« Cela doit changer » : des chercheurs britanniques alertent sur les risques d’une exposition aux écrans avant 2 ans

Des chercheurs britanniques alertent sur les risques des écrans pour les enfants de moins de 2 ans

Les écrans font désormais partie du quotidien des familles. Smartphones, tablettes ou téléviseurs sont souvent présents dès les premiers mois de vie des enfants. Mais pour un groupe de chercheurs britanniques, cette banalisation pourrait avoir des conséquences durables sur leur développement.

Dans un rapport commandé par la Fondation 1001 Critical Days, les spécialistes recommandent qu’aucun enfant de moins de deux ans ne soit exposé aux écrans. Ils estiment que les premières années de vie sont déterminantes pour le développement du cerveau et que le temps passé devant un écran ne remplace pas les interactions essentielles avec les parents ou l’environnement.

Les chercheurs s’inquiètent notamment des effets possibles sur le langage, l’attention, le sommeil et le développement social. Si toutes les conséquences à long terme ne sont pas encore établies avec certitude, ils jugent que les données scientifiques disponibles sont suffisantes pour appeler à une évolution des pratiques.

« Cela doit changer », résument les auteurs du rapport, qui demandent aux pouvoirs publics de mieux accompagner les parents face à un environnement numérique devenu omniprésent.

CONTENU EXTRAIT:
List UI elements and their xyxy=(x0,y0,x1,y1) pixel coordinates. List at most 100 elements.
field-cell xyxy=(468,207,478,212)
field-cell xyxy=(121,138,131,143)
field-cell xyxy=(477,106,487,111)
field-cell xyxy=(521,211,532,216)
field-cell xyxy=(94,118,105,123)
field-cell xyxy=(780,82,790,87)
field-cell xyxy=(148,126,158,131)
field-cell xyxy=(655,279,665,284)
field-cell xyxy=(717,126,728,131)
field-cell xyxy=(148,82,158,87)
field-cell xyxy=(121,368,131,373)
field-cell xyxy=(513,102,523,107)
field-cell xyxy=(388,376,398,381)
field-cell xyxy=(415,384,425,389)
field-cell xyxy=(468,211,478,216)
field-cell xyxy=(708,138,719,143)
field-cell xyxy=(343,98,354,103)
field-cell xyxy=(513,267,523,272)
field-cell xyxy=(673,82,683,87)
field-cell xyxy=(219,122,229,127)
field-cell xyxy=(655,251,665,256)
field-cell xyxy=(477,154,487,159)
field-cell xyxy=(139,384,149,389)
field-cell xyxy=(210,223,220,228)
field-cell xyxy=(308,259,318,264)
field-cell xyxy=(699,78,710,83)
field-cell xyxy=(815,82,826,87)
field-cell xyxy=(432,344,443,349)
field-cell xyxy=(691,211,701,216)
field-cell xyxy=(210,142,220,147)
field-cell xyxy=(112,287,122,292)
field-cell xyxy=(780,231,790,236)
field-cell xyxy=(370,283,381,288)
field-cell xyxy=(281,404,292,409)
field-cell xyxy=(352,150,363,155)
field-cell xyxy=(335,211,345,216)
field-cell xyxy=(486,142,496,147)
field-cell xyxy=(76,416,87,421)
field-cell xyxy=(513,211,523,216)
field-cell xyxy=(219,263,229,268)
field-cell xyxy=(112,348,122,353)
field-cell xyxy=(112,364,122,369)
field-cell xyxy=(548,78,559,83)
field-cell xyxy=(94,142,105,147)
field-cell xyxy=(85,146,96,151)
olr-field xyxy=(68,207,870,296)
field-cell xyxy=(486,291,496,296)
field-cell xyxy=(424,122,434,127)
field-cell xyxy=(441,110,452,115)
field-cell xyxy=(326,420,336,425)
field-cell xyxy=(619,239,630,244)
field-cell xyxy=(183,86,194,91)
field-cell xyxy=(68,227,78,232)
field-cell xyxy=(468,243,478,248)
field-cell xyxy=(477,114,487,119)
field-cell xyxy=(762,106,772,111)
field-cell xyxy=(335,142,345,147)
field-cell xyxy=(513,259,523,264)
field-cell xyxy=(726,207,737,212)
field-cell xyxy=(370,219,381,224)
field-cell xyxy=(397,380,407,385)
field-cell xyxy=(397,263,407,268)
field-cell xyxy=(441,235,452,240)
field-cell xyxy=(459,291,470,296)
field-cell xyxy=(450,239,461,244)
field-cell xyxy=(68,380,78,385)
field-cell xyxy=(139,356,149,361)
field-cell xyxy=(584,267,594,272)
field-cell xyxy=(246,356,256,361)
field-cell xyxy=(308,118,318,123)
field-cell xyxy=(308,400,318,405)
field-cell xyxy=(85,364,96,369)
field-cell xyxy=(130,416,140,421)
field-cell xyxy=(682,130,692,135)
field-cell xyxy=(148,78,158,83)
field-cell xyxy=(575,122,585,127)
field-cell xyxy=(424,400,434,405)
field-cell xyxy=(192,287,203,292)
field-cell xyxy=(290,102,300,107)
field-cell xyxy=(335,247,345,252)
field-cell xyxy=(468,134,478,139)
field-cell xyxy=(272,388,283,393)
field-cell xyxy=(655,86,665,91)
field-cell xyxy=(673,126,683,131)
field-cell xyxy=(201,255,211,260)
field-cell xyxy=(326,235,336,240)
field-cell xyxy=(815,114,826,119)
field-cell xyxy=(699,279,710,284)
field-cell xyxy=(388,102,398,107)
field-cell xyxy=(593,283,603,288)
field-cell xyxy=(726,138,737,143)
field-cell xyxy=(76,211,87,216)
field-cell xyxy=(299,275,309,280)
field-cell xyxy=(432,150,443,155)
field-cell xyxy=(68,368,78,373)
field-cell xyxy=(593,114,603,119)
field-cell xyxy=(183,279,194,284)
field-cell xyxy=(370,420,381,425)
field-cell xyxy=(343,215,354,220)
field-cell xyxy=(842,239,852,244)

À FAIRE 1:
Pour chaque phrase, dites si elle est d'accord avec l'article sur les écrans chez les tout-petits, par oui ou par non, en citant à l'identique les mots du texte qui tranchent. (a) Le rapport a été commandé par la Fondation 1001 Critical Days. (b) Les chercheurs affirment que toutes les conséquences à long terme sont déjà prouvées. (c) Les chercheurs conseillent de limiter les écrans à une heure par jour avant deux ans.
À FAIRE 2:
Poursuivez l'article sur les écrans chez les tout-petits en reprenant juste après sa dernière phrase.
Les items ne servent pas ici.

RÉSULTAT 1:
(a) Oui : « Dans un rapport commandé par la Fondation 1001 Critical Days ».
(b) Non : « Si toutes les conséquences à long terme ne sont pas encore établies avec certitude ».
(c) Non : « les spécialistes recommandent qu’aucun enfant de moins de deux ans ne soit exposé aux écrans ».

RÉSULTAT 2:
Au Royaume-Uni, ces travaux s’inscrivent dans une politique plus large autour de la protection des enfants face aux usages numériques. Le gouvernement recommande désormais zéro écran avant l’âge de deux ans, puis une utilisation limitée, encadrée par un adulte et évitant notamment les repas et les périodes précédant le coucher.

Les chercheurs insistent toutefois sur un point : il ne s’agit pas de culpabiliser les familles, mais de mieux informer sur les effets potentiels d’une exposition précoce. Dans un contexte où les écrans sont présents dans presque tous les foyers, ils estiment que les parents ont besoin de repères clairs pour accompagner leurs enfants.

Le débat reste ouvert, mais une tendance se dessine dans plusieurs pays : les premières années de vie sont de plus en plus considérées comme une période où les interactions humaines, le jeu et l’exploration du monde réel doivent rester prioritaires face aux écrans.